JOB
Extract all lines that hold the string "Medium".

EXERCISE INPUT
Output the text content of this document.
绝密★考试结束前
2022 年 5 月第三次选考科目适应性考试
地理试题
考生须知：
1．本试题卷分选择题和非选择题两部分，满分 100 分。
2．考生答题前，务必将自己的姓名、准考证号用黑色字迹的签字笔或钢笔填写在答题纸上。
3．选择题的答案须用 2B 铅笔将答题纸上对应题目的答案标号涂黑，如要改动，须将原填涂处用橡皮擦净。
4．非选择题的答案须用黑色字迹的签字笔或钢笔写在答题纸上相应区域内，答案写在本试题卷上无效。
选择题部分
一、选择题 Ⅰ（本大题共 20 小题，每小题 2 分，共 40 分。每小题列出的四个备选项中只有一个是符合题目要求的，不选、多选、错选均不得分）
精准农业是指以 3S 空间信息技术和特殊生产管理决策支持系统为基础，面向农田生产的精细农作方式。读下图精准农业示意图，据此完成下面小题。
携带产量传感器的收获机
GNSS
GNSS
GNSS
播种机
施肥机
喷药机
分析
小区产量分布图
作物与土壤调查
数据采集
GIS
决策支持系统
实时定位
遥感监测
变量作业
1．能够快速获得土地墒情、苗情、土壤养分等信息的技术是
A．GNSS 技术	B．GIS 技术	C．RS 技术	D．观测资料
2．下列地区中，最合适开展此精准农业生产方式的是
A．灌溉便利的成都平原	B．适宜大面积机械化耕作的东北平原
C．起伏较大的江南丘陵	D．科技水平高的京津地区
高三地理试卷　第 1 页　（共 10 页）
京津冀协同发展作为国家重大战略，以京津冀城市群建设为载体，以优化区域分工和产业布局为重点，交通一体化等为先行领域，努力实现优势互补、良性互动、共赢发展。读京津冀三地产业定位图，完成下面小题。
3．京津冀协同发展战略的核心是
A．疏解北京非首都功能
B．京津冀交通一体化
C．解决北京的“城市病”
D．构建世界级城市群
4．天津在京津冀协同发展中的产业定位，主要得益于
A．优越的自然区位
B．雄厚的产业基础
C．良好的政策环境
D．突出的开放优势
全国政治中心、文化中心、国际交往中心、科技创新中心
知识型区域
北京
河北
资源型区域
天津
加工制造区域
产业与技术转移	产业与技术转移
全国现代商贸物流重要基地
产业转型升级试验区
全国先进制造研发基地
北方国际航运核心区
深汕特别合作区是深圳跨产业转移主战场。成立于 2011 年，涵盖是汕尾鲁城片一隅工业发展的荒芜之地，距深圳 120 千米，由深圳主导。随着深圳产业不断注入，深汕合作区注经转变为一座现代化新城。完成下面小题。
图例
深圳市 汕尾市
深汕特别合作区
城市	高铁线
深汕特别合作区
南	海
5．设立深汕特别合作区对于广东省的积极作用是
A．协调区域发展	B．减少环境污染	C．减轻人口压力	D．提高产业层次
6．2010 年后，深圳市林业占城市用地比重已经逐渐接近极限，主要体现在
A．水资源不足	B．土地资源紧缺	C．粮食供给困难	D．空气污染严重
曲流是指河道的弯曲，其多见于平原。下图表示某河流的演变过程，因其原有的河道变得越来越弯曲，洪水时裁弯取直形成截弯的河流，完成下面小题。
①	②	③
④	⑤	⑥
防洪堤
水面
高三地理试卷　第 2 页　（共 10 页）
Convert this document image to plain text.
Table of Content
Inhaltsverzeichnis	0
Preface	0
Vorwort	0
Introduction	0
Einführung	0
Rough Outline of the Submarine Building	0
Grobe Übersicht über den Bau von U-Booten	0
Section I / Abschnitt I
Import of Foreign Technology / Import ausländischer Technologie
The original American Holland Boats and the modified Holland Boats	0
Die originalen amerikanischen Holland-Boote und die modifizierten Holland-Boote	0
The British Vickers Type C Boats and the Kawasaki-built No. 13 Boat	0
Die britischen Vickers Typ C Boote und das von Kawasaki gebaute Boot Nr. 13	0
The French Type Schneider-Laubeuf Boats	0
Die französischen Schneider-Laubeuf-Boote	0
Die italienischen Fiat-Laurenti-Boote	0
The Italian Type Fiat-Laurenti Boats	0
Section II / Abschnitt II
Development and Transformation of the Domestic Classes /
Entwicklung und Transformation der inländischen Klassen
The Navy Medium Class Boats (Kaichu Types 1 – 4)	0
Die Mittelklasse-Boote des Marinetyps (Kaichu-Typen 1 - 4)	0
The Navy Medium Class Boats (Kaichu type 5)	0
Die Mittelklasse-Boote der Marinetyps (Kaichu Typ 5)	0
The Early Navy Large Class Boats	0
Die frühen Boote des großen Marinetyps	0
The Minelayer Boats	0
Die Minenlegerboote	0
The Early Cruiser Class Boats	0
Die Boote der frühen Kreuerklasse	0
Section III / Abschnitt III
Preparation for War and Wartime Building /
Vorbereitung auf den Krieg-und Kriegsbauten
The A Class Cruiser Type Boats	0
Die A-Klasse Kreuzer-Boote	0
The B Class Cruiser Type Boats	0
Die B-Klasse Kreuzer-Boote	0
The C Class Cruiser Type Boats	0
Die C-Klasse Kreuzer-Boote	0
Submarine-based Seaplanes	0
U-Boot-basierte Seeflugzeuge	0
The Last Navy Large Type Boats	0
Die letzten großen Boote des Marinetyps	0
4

RESULT
The Navy Medium Class Boats (Kaichu Types 1 – 4)	0
The Navy Medium Class Boats (Kaichu type 5)	0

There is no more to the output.